Material supplied:
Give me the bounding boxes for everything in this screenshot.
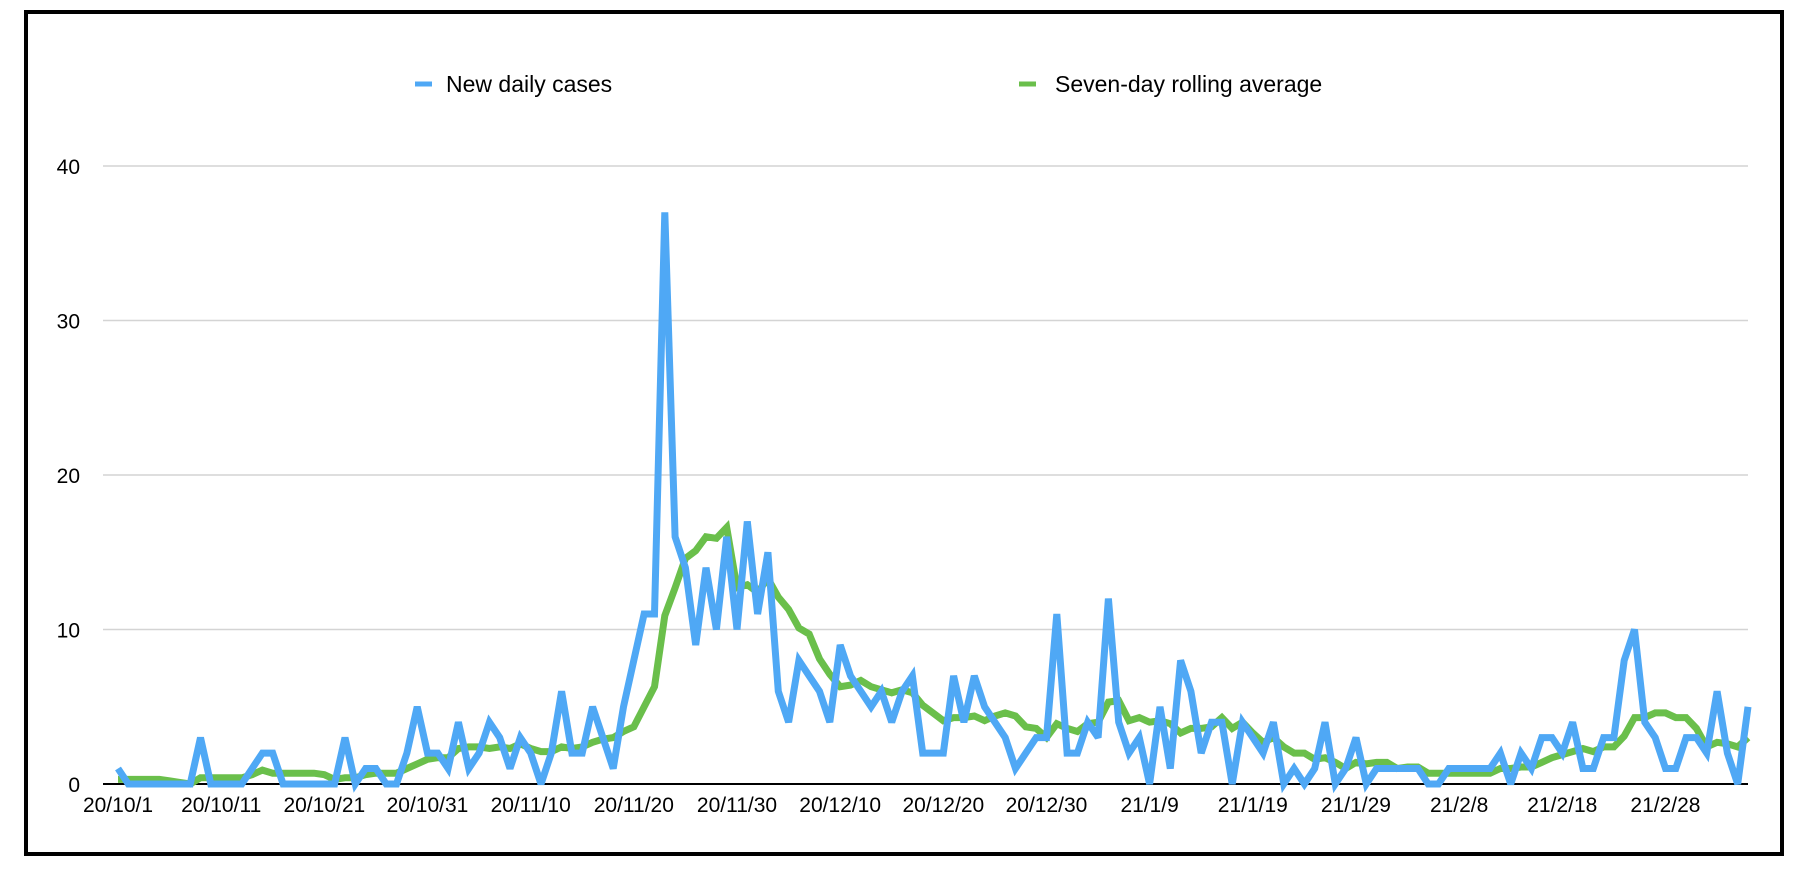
x-tick-label: 20/12/10 bbox=[799, 794, 881, 817]
x-tick-label: 20/10/21 bbox=[283, 794, 365, 817]
x-tick-label: 20/12/30 bbox=[1006, 794, 1088, 817]
x-tick-label: 20/11/20 bbox=[594, 794, 674, 817]
x-tick-label: 20/10/11 bbox=[181, 794, 261, 817]
legend-label-seven-day-rolling-average: Seven-day rolling average bbox=[1055, 71, 1322, 97]
gridlines bbox=[103, 165, 1748, 631]
x-axis-ticks: 20/10/1 20/10/11 20/10/21 20/10/31 20/11/10 2… bbox=[83, 794, 1701, 817]
x-tick-label: 20/11/10 bbox=[491, 794, 571, 817]
x-tick-label: 21/1/9 bbox=[1120, 794, 1178, 817]
x-tick-label: 20/12/20 bbox=[902, 794, 984, 817]
y-tick-label: 10 bbox=[57, 620, 80, 643]
x-tick-label: 21/2/18 bbox=[1527, 794, 1597, 817]
x-tick-label: 20/11/30 bbox=[697, 794, 777, 817]
x-tick-label: 20/10/31 bbox=[387, 794, 469, 817]
y-tick-label: 0 bbox=[68, 774, 80, 797]
y-tick-label: 30 bbox=[57, 311, 80, 334]
chart-frame bbox=[24, 10, 1784, 856]
x-tick-label: 21/1/19 bbox=[1218, 794, 1288, 817]
legend-label-new-daily-cases: New daily cases bbox=[446, 71, 612, 97]
x-tick-label: 21/2/8 bbox=[1430, 794, 1488, 817]
legend: New daily cases Seven-day rolling averag… bbox=[415, 71, 1322, 97]
y-axis-ticks: 0 10 20 30 40 bbox=[57, 156, 80, 797]
series-line-seven-day-rolling-average bbox=[118, 520, 1751, 788]
y-tick-label: 20 bbox=[57, 465, 80, 488]
x-tick-label: 21/2/28 bbox=[1630, 794, 1700, 817]
series-line-new-daily-cases bbox=[115, 212, 1752, 794]
x-tick-label: 21/1/29 bbox=[1321, 794, 1391, 817]
series-lines bbox=[115, 212, 1752, 794]
y-tick-label: 40 bbox=[57, 156, 80, 179]
x-tick-label: 20/10/1 bbox=[83, 794, 153, 817]
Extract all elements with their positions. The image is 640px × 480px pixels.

Directions for this task: Switch "gridlines" to "grid-lines" in the part of the entries that opens with the line containing "x-tick-label: 20/12/10 bbox=[799, 794, 881, 817]" and closes with the line containing "legend-label-new-daily-cases: New daily", and give only those lines, with everything else in them unchanged.

Answer to the task:
x-tick-label: 20/12/10 bbox=[799, 794, 881, 817]
x-tick-label: 20/10/21 bbox=[283, 794, 365, 817]
x-tick-label: 20/12/30 bbox=[1006, 794, 1088, 817]
x-tick-label: 20/11/20 bbox=[594, 794, 674, 817]
x-tick-label: 20/10/11 bbox=[181, 794, 261, 817]
legend-label-seven-day-rolling-average: Seven-day rolling average bbox=[1055, 71, 1322, 97]
grid-lines bbox=[103, 165, 1748, 631]
x-axis-ticks: 20/10/1 20/10/11 20/10/21 20/10/31 20/11/10 2… bbox=[83, 794, 1701, 817]
x-tick-label: 20/11/10 bbox=[491, 794, 571, 817]
x-tick-label: 21/1/9 bbox=[1120, 794, 1178, 817]
x-tick-label: 20/12/20 bbox=[902, 794, 984, 817]
y-tick-label: 10 bbox=[57, 620, 80, 643]
x-tick-label: 21/2/18 bbox=[1527, 794, 1597, 817]
x-tick-label: 20/11/30 bbox=[697, 794, 777, 817]
x-tick-label: 20/10/31 bbox=[387, 794, 469, 817]
y-tick-label: 0 bbox=[68, 774, 80, 797]
y-tick-label: 30 bbox=[57, 311, 80, 334]
chart-frame bbox=[24, 10, 1784, 856]
x-tick-label: 21/1/19 bbox=[1218, 794, 1288, 817]
legend-label-new-daily-cases: New daily cases bbox=[446, 71, 612, 97]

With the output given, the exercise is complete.